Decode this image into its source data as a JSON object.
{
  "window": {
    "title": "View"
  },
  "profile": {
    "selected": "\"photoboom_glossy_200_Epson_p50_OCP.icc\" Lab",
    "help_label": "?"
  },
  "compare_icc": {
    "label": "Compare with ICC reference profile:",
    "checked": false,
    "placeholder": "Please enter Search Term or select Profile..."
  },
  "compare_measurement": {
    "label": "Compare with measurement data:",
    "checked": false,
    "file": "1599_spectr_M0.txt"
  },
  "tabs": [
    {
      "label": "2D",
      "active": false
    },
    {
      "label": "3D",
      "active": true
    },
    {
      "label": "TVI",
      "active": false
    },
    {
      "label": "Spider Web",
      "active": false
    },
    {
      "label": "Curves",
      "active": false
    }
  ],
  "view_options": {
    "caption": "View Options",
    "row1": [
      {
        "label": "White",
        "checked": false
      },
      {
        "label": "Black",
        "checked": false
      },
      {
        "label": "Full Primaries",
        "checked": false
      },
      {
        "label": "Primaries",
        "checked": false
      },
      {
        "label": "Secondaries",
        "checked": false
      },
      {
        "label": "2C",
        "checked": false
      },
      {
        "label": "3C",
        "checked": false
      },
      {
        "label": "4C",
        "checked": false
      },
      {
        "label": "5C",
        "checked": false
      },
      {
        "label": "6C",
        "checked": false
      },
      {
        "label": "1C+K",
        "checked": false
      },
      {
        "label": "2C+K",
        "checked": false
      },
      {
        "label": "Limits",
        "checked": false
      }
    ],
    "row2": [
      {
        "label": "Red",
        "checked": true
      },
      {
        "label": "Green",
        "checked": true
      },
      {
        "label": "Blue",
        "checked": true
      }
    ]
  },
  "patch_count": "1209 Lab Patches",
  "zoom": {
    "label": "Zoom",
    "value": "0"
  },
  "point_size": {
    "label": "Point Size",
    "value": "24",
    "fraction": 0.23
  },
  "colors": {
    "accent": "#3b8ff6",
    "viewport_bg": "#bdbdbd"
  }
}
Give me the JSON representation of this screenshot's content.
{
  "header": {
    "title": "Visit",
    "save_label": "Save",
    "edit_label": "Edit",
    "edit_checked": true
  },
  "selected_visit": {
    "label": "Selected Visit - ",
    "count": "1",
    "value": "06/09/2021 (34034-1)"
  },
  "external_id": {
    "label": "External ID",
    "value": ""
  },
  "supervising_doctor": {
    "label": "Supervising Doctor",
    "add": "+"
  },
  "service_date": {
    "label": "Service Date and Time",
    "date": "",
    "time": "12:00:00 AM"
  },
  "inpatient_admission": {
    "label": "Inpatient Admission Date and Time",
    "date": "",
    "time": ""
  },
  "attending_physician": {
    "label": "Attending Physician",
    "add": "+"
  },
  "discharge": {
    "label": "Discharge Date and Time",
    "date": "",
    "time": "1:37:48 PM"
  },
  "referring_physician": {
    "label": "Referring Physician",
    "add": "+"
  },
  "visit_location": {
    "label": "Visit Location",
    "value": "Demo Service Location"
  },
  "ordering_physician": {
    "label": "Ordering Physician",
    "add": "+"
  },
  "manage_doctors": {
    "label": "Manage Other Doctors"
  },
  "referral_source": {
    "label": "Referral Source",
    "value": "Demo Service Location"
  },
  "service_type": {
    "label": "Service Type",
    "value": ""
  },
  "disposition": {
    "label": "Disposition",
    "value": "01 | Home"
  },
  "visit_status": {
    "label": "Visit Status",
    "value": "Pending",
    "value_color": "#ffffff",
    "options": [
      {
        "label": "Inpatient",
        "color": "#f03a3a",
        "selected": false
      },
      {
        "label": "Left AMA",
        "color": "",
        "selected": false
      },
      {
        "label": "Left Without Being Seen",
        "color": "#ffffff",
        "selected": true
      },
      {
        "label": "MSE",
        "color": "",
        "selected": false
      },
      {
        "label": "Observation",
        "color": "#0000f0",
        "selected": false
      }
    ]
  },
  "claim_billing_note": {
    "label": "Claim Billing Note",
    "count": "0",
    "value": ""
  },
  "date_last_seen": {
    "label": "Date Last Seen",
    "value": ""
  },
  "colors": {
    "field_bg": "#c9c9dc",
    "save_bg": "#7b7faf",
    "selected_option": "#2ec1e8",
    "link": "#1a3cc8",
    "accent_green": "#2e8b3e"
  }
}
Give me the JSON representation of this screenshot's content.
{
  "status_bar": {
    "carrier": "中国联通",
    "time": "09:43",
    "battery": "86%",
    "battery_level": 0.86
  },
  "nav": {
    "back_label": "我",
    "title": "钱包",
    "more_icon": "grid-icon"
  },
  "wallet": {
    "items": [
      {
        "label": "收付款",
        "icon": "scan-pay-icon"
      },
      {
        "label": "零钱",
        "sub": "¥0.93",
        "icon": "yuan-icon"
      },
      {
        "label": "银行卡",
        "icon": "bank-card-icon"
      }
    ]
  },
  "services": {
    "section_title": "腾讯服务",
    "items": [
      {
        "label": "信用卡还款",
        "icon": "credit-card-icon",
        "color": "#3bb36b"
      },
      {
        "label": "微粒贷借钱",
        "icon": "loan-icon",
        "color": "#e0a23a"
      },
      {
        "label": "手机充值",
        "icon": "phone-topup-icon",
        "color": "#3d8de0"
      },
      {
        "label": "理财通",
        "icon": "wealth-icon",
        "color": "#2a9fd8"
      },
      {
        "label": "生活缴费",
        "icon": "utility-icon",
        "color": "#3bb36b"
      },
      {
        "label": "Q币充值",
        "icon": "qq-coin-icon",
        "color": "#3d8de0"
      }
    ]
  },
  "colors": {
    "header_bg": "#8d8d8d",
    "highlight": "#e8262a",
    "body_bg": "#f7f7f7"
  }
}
++++++++++++++++++++
> TASK INSTRUCTIONS: Tally how many lines of the material contain the word "data". The answer must be the number and nothing else.

> SOLUTION FOR THIS TASK: 2